## Exercise materials:
##############################
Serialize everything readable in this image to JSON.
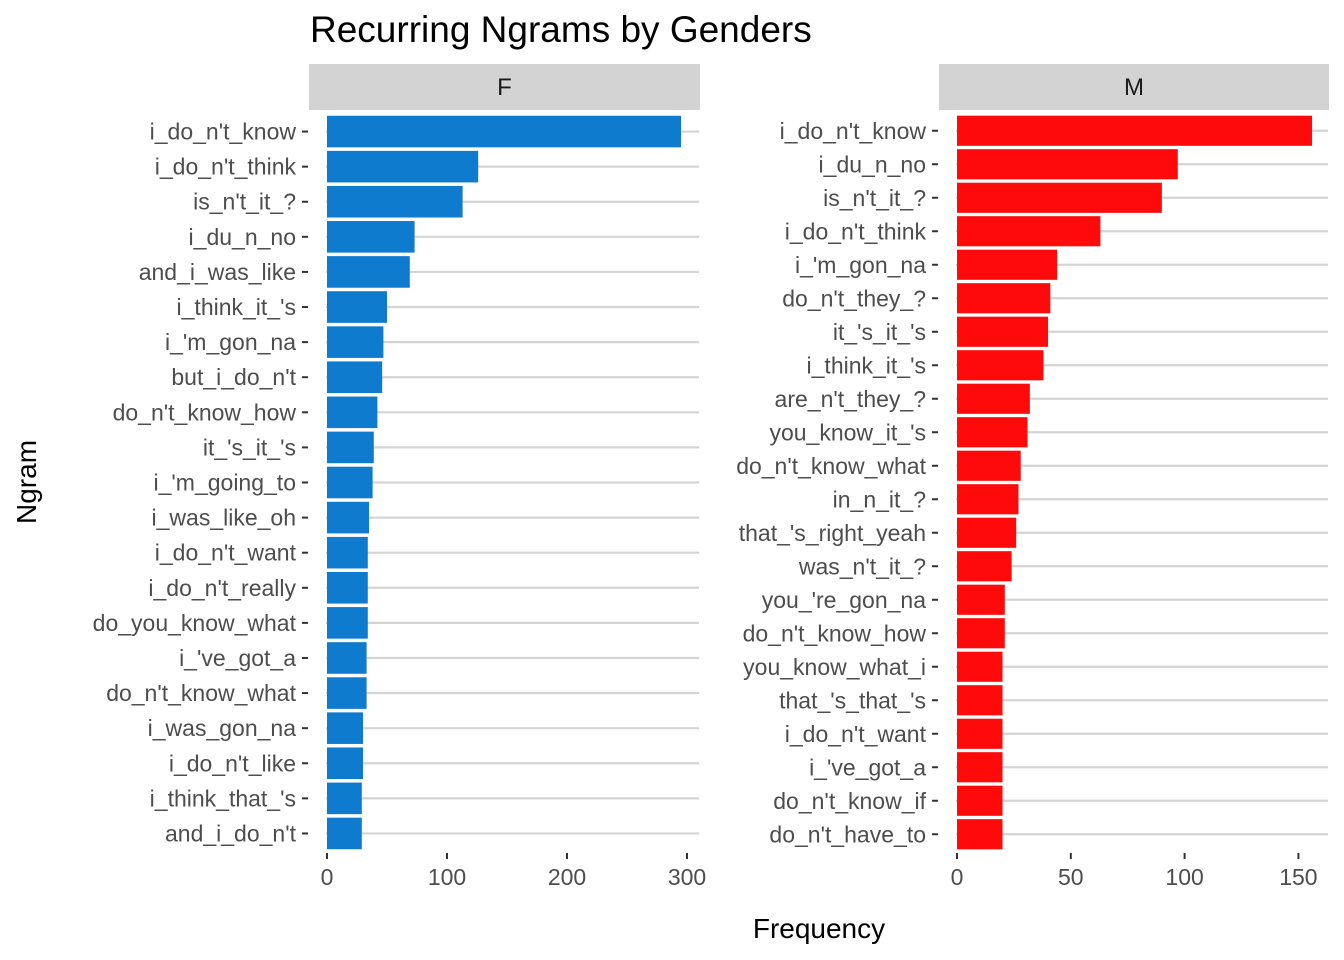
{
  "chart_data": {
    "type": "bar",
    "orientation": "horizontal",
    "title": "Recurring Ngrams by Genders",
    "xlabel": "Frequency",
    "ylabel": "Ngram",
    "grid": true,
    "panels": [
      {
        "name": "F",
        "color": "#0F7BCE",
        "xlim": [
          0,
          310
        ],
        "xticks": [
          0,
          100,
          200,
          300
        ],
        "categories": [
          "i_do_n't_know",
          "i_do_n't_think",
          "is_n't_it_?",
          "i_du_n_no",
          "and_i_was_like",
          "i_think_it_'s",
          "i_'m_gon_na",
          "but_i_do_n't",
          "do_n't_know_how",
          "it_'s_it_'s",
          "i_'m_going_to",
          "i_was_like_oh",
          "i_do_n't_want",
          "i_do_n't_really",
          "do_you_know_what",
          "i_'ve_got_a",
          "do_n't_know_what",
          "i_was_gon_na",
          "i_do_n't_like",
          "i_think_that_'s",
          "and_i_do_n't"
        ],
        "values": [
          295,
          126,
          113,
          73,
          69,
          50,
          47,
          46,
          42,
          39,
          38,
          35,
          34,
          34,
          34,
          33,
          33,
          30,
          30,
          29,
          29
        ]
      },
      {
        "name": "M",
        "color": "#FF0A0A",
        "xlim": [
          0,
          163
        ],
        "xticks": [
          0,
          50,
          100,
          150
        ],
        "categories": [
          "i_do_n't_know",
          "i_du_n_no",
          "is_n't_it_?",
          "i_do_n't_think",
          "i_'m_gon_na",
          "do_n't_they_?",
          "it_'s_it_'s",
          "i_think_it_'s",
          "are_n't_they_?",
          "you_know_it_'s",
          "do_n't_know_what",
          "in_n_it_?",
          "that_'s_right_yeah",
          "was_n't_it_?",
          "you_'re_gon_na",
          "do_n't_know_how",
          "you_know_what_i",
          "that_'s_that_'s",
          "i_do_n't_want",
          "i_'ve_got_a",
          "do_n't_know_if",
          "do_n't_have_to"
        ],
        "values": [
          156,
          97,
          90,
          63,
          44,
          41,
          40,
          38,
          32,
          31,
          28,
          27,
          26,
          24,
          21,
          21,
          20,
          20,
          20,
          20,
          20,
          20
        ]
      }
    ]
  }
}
##############################
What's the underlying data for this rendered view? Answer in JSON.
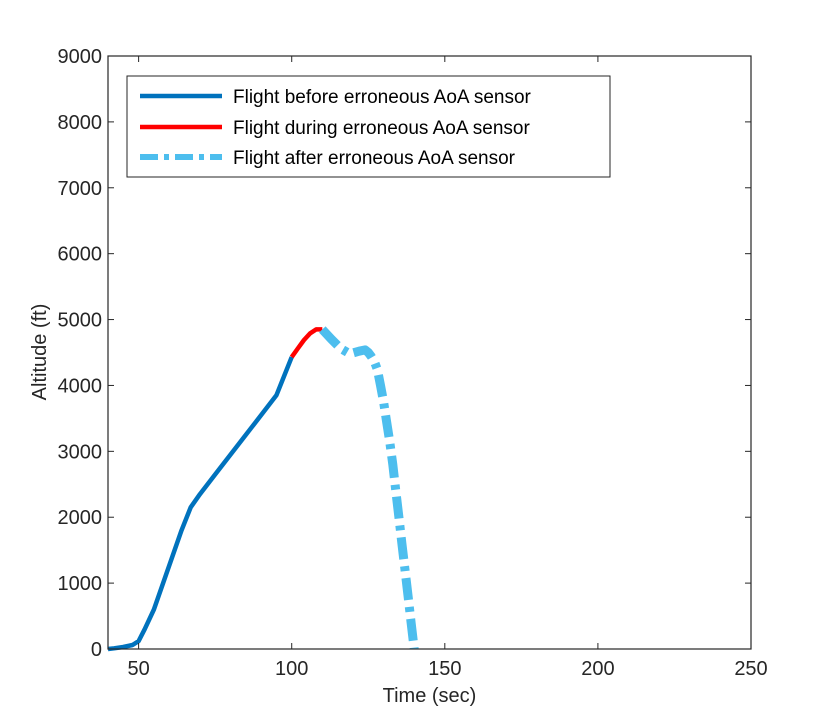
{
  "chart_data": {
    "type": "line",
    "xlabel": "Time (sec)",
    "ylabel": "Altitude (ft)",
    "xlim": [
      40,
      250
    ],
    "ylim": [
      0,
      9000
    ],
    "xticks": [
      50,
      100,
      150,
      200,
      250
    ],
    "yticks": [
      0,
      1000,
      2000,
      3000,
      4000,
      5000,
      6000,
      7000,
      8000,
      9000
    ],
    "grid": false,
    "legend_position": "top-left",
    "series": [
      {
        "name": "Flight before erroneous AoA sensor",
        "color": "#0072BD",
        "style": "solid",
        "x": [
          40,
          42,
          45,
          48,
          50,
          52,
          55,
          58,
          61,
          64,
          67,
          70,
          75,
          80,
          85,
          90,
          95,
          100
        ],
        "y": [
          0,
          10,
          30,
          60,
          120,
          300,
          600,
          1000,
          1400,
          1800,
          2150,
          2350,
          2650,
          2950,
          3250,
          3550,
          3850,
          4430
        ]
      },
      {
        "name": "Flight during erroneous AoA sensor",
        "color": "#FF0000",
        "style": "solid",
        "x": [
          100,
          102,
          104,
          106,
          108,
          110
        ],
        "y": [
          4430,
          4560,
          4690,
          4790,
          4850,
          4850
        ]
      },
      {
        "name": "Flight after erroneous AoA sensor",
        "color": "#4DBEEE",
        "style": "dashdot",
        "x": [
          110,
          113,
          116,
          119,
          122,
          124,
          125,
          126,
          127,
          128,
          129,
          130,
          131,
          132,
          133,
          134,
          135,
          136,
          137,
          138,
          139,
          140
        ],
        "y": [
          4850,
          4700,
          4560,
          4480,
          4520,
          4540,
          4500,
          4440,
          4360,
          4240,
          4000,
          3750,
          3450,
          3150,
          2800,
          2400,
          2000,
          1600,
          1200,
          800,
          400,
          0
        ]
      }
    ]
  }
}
##############################
## Goal:
Check each line above for the string "JSON", then copy the ones that have it.

## Response to this task:
Serialize everything readable in this image to JSON.
What's the underlying data for this rendered view? Answer in JSON.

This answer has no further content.